Anyway, when I came across the ‘novelization’ of the film, which was credited to Boorman and Bill Stair, I grabbed it and figured I’d read it some time — it is a very slim book, as you might expect from a movie tie-in novel.  In fact I read it over the course of a week or so at the gym.  (I try to read something slightly trashy or pulpy so that I don’t have to think too hard but which is still good enough that I look forward to reading it, as motivation to get to on the stationary bike.)

The co-writer, Bill Stair, worked in some design capacity on the film as well, and also co-wrote the script for another Boorman film (Leo the last), but I have not been able to find out much more about him apart form the fact that wrote & drew a comic or graphic novel called Superslave which appears to be fairly rare, and involves some kind of reluctant messiah.  It sounds interesting but is priced way beyond what I’d pay for a graphic novel (currently over $60 on Abebooks and close to that on Amazon).

****************************************

SET OF TASKS:
1: In the passage about the film novelization, where did the writer read the book?
2: Reproduce the passage about the film novelization from "Anyway, when I" up to and including "the stationary bike.)".
3: Write the next part of the passage about the film novelization, picking up after its final sentence.
The data after this passage has no part in what is asked here.

INFORMATION GIVEN:
****************************************

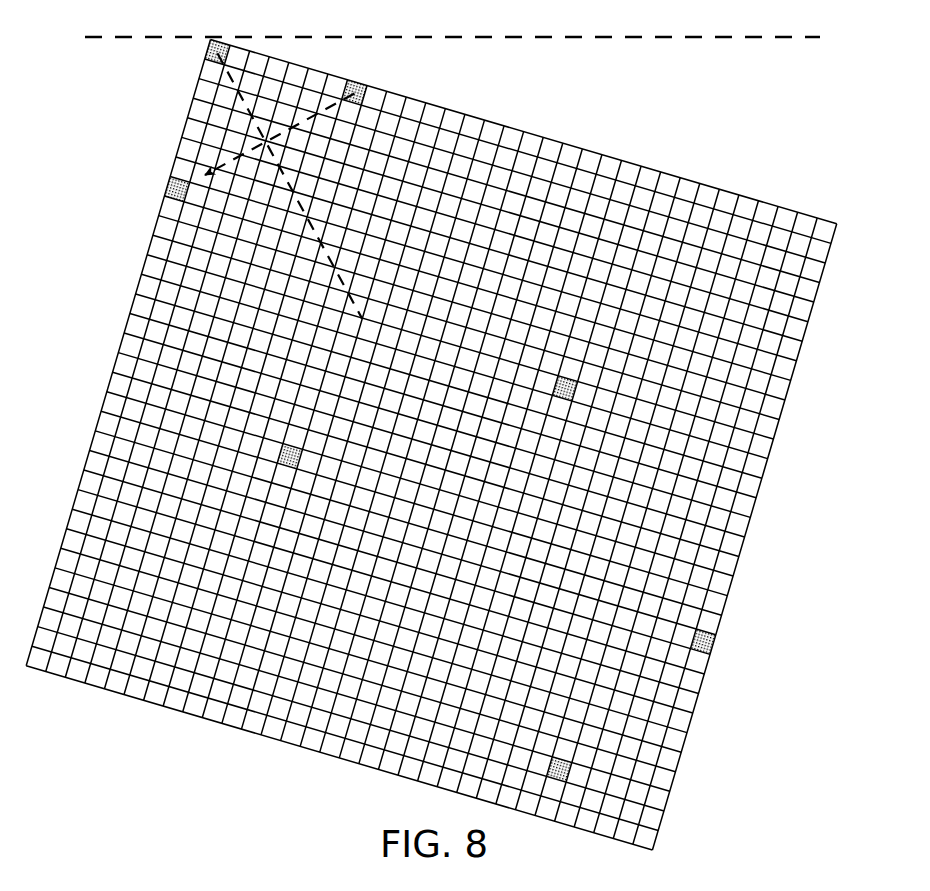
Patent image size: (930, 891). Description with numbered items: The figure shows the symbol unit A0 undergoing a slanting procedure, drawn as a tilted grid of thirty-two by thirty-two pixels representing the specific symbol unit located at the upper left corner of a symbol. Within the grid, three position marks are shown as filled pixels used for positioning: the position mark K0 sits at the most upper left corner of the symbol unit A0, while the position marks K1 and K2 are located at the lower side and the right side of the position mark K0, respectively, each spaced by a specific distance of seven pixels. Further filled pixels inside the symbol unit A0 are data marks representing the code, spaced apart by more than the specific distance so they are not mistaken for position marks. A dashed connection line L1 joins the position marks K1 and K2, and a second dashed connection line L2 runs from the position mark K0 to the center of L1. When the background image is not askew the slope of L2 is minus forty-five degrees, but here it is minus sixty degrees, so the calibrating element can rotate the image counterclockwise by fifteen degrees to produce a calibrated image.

The symbol unit A0 is at (431, 445).
The position mark K0 is at (208, 43).
The position mark K1 is at (170, 182).
The position mark K2 is at (358, 90).
The connection line L1 is at (203, 174).
The connection line L2 is at (345, 279).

****************************************

IN RESPONSE:
1: At the gym, over about a week.

2:
Anyway, when I came across the ‘novelization’ of the film, which was credited to Boorman and Bill Stair, I grabbed it and figured I’d read it some time — it is a very slim book, as you might expect from a movie tie-in novel.  In fact I read it over the course of a week or so at the gym.  (I try to read something slightly trashy or pulpy so that I don’t have to think too hard but which is still good enough that I look forward to reading it, as motivation to get to on the stationary bike.)

3:
The Zardoz novel, at just under 130 pages, is a quick read, and gives a few details that weren’t in the film, as well as a fair amount of explanation of what is going on inside Zed’s head, which I didn’t really get from the movie. It also suggests that the ‘brutals’ are not just peasants but frequently mutants, which is not clear in the film. The ‘message’ is much more explicit, and the awkward narration at the beginning of the film is not reproduced, which is a plus.  I can’t say it made me want to re-watch the movie, but if I ever do, I’ll have a much better idea of what is going on.  On it’s own merits, it is a decent science fiction adventure, written in a fairly unique voice, that compares favorably to other pulps but doesn’t really achieve “greatness.”  As a source of gaming ideas, the flying heads, the vortex, and the pyramid are all interesting locations, and the immortals, brutals, and exterminators might make an interesting population dynamic for Gamma World or a similar post-apocalyptic game; for D&D, they are equally usable, especially if you veer towards science fantasy.

Published in: on March 28, 2012 at 12:00 pm  Comments (2)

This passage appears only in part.